--- The task ---
Translate into Spanish this sentence from the article on pitcher Chase Shores: "Once the high school season is in the books, Chase Shores will be all-in with a summer season that promises to be both busy and important from the standpoint of leaving a good impression with the MLB scouting community."

___ Passage provided ___

Depending on what happens in the 2022 MLB Amateur Draft, of course, Shores will be part of a ’22 Cowboys recruiting class with nine other top-500 prospects, including left-hander Trenton Shaw (No. 36), shortstop Jackson Holliday, Matt’s son (No. 37), right-hander Luke Fernandez (No. 202), left-hander Brennan Phillips (No. 212) and righty Manning West (No. 284).
“We had a couple of phone calls when they were recruiting me and just based on those phone calls, you could tell that Oklahoma State was the place for me,” said Shores, who went through his recruitment during the Covid shutdown. “They made me feel wanted and they showed me the most interest out of all the schools I was talking to.
“You look at that coaching staff and it’s probably the greatest coaching staff in America,” he added. “And have you seen that new field? Once I saw that stadium it was a no-brainer that Oklahoma State was the place for me.” (OSU recently opened a new $60 million, state-of-the-art O’Brate Stadium).
His dad agreed: “For his dreams to come true and for a program like Oklahoma State to want him, for my wife and I that was an unbelievable experience,” Bryan said. “We’re super excited for him to have that opportunity.”
Shores’ Lee High School team began outdoor practices and scrimmages in early February and the Rebels are already nearly 20 games into their season, sporting a 14-3 record at mid-week. Play in Class 6A Region I District 2 wraps up at the end of the month and the state playoffs ratchet up the first week of May.
Once the high school season is in the books, Chase Shores will be all-in with a summer season that promises to be both busy and important from the standpoint of leaving a good impression with the MLB scouting community.
His PG Player Profile page already shows that he is rostered at six WWBA events with the Oklahoma-based Sandlot Scout Team 2022 and the Florida-based Scorpions/Giants Scout Team 2022, but none of those are confirmed. During this week’s telephone conversation, it sounded very much like Shores is looking forward to a continuing relationship with the Banditos.
“A bunch of my good friends live in Houston and play for the Banditos,” he said. “I am kind of secluded because I live in West Texas and there’s not a whole lot of great prospects out here but once you get out to Houston or Dallas, those areas, you can meet a couple of good guys and build lifelong friendships...There’s just some really great guys on the Banditos.”
There is, in fact, only one event that Shores has committed to and it’s the most important of all. Magical things have been known to happen on this stage, which in July will be sitting under the domed roof of Tropicana Field in St. Petersburg, Fla., the home of the Tampa Bay Rays.
“Going into the summer, obviously you’ve got to think about that PG National Showcase,” Chase said. “I plan on going to that and hopefully getting an invite to the PG All-American [Classic]. I think that would be pretty cool playing on TV in front of tons of scouts. Just getting myself in position to get in front of scouts and show my abilities, that would be awesome this summer.”
A lot has happened to this “true Texas right-handed power pitcher” over the last 12 months, the big kid from the West Texas oil fields who has a knack for creating some really uncomfortable at-bats for opposing hitters.
While the increased fastball velo may seem a bit meteoric, Chase Shores also has effective breaking pitches that he’s taken the time to develop in recent years. He also plays some first base these days, but his future is definitely on the mound where, as the PG scout noted with apt alliteration, “he pitches with poise, purpose and a plan.”
“He’s always had such a natural throwing motion and he’s such a natural athlete, we’ve just kind of let him do his thing,” Bryan Shores said. “Once he stopped the football and really got into the true baseball workouts, he was working with a trainer here in Midland that is a baseball guy; he really took to it and he’s still dedicated to it.”

___ Data for analysis ___

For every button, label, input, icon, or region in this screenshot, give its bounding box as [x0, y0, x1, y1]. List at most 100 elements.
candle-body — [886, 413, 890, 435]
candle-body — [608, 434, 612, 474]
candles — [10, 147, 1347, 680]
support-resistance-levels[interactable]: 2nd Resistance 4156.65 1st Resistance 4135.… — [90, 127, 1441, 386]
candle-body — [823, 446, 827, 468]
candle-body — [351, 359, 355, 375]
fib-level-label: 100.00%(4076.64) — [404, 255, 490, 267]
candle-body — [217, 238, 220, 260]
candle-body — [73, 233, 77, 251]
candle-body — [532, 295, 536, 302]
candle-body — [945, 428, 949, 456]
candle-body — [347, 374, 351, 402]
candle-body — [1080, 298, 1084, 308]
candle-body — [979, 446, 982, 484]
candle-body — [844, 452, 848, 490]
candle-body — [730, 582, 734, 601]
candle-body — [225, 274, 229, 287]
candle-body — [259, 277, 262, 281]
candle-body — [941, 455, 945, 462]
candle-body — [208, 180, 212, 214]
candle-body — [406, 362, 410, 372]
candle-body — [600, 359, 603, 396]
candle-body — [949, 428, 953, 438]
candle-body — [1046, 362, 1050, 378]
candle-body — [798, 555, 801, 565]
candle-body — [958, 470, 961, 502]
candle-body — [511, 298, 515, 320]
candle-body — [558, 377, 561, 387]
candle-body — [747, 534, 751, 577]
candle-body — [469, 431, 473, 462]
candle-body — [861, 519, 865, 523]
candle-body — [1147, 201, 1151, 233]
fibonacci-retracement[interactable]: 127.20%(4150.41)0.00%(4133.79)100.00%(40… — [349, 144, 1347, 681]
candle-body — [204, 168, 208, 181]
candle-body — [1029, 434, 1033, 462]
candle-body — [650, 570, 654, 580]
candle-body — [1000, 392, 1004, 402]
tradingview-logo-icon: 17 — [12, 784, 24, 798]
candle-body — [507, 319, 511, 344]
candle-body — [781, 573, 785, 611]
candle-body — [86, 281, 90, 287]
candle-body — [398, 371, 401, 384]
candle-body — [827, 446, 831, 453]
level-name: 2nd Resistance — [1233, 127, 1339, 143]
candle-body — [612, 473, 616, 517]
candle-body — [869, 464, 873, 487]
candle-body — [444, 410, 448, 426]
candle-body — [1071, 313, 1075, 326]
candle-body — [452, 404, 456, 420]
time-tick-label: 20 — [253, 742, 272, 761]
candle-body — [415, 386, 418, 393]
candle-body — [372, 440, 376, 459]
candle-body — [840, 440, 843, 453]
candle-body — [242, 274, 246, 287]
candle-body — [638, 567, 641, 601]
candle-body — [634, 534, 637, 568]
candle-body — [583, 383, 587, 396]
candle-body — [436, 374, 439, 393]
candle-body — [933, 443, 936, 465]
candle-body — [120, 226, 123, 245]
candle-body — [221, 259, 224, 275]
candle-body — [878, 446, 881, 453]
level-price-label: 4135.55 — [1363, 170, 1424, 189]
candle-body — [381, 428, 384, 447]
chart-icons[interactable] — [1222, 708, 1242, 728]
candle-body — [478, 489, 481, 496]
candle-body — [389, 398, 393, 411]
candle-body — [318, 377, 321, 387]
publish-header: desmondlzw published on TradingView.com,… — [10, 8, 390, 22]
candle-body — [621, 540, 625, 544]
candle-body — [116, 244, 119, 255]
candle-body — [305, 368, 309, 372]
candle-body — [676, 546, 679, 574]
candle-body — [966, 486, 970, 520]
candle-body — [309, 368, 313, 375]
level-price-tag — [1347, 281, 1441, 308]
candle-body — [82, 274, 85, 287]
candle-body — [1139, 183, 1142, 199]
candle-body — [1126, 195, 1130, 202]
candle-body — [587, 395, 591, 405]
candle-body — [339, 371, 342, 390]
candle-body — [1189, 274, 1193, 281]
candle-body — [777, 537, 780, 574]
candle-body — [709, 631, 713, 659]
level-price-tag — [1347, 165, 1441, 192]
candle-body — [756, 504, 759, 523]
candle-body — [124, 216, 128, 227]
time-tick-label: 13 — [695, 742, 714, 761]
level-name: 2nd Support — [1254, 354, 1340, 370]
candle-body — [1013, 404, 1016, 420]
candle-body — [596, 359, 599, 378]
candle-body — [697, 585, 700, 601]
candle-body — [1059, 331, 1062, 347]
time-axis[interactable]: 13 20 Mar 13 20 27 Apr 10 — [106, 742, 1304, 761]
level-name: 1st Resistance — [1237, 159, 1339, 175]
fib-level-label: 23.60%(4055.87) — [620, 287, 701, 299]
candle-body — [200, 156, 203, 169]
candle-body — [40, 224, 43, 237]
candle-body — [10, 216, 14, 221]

___

--- Written answer ---
Una vez que termine la temporada de la preparatoria, Chase Shores se dedicará por completo a una temporada de verano que promete ser tanto ajetreada como importante en cuanto a dejar una buena impresión en la comunidad de cazatalentos de la MLB.